Output all of the entries exactly as written.

------------

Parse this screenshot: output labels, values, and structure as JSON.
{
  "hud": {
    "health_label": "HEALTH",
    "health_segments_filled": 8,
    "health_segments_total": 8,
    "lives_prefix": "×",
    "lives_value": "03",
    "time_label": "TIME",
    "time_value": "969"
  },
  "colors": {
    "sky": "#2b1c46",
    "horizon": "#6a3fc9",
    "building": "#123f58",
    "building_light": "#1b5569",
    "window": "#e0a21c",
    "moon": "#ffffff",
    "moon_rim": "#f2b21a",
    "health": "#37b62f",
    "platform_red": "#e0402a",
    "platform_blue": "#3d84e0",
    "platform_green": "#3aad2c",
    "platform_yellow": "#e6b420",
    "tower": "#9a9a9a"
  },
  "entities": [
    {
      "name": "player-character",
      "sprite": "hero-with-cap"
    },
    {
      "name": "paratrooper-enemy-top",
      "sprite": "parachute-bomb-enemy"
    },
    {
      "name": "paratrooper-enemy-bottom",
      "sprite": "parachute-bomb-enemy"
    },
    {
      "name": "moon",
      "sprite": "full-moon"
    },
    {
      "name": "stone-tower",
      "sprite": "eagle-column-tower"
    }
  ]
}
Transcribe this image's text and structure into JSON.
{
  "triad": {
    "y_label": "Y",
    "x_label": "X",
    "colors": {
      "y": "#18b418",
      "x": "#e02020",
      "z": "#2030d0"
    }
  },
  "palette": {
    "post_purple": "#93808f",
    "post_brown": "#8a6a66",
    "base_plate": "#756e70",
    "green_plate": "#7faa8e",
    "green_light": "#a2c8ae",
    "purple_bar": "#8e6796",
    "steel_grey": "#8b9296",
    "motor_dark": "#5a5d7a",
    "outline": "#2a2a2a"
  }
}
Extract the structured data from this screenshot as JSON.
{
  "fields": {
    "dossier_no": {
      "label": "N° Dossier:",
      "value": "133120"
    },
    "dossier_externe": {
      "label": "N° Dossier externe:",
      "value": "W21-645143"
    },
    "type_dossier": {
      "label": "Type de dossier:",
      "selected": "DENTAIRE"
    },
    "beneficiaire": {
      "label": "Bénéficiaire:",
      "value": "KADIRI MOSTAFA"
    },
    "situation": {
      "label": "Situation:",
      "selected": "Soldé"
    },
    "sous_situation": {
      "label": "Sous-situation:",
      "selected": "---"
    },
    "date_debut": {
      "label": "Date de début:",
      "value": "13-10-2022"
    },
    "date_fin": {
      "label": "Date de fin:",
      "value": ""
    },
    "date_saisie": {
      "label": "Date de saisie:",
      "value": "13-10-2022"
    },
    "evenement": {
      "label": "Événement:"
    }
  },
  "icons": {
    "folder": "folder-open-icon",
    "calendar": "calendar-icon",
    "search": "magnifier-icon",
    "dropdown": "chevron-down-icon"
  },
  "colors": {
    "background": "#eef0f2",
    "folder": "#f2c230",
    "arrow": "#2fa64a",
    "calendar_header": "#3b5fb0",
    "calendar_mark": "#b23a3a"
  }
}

------------

• **Written response**:
Parse this screenshot: output labels, values, and structure as JSON.
{
  "hud": {
    "health_label": "HEALTH",
    "health_segments_filled": 8,
    "health_segments_total": 8,
    "lives_prefix": "×",
    "lives_value": "03",
    "time_label": "TIME",
    "time_value": "969"
  },
  "colors": {
    "sky": "#2b1c46",
    "horizon": "#6a3fc9",
    "building": "#123f58",
    "building_light": "#1b5569",
    "window": "#e0a21c",
    "moon": "#ffffff",
    "moon_rim": "#f2b21a",
    "health": "#37b62f",
    "platform_red": "#e0402a",
    "platform_blue": "#3d84e0",
    "platform_green": "#3aad2c",
    "platform_yellow": "#e6b420",
    "tower": "#9a9a9a"
  },
  "entities": [
    {
      "name": "player-character",
      "sprite": "hero-with-cap"
    },
    {
      "name": "paratrooper-enemy-top",
      "sprite": "parachute-bomb-enemy"
    },
    {
      "name": "paratrooper-enemy-bottom",
      "sprite": "parachute-bomb-enemy"
    },
    {
      "name": "moon",
      "sprite": "full-moon"
    },
    {
      "name": "stone-tower",
      "sprite": "eagle-column-tower"
    }
  ]
}
Transcribe this image's text and structure into JSON.
{
  "triad": {
    "y_label": "Y",
    "x_label": "X",
    "colors": {
      "y": "#18b418",
      "x": "#e02020",
      "z": "#2030d0"
    }
  },
  "palette": {
    "post_purple": "#93808f",
    "post_brown": "#8a6a66",
    "base_plate": "#756e70",
    "green_plate": "#7faa8e",
    "green_light": "#a2c8ae",
    "purple_bar": "#8e6796",
    "steel_grey": "#8b9296",
    "motor_dark": "#5a5d7a",
    "outline": "#2a2a2a"
  }
}
Extract the structured data from this screenshot as JSON.
{
  "fields": {
    "dossier_no": {
      "label": "N° Dossier:",
      "value": "133120"
    },
    "dossier_externe": {
      "label": "N° Dossier externe:",
      "value": "W21-645143"
    },
    "type_dossier": {
      "label": "Type de dossier:",
      "selected": "DENTAIRE"
    },
    "beneficiaire": {
      "label": "Bénéficiaire:",
      "value": "KADIRI MOSTAFA"
    },
    "situation": {
      "label": "Situation:",
      "selected": "Soldé"
    },
    "sous_situation": {
      "label": "Sous-situation:",
      "selected": "---"
    },
    "date_debut": {
      "label": "Date de début:",
      "value": "13-10-2022"
    },
    "date_fin": {
      "label": "Date de fin:",
      "value": ""
    },
    "date_saisie": {
      "label": "Date de saisie:",
      "value": "13-10-2022"
    },
    "evenement": {
      "label": "Événement:"
    }
  },
  "icons": {
    "folder": "folder-open-icon",
    "calendar": "calendar-icon",
    "search": "magnifier-icon",
    "dropdown": "chevron-down-icon"
  },
  "colors": {
    "background": "#eef0f2",
    "folder": "#f2c230",
    "arrow": "#2fa64a",
    "calendar_header": "#3b5fb0",
    "calendar_mark": "#b23a3a"
  }
}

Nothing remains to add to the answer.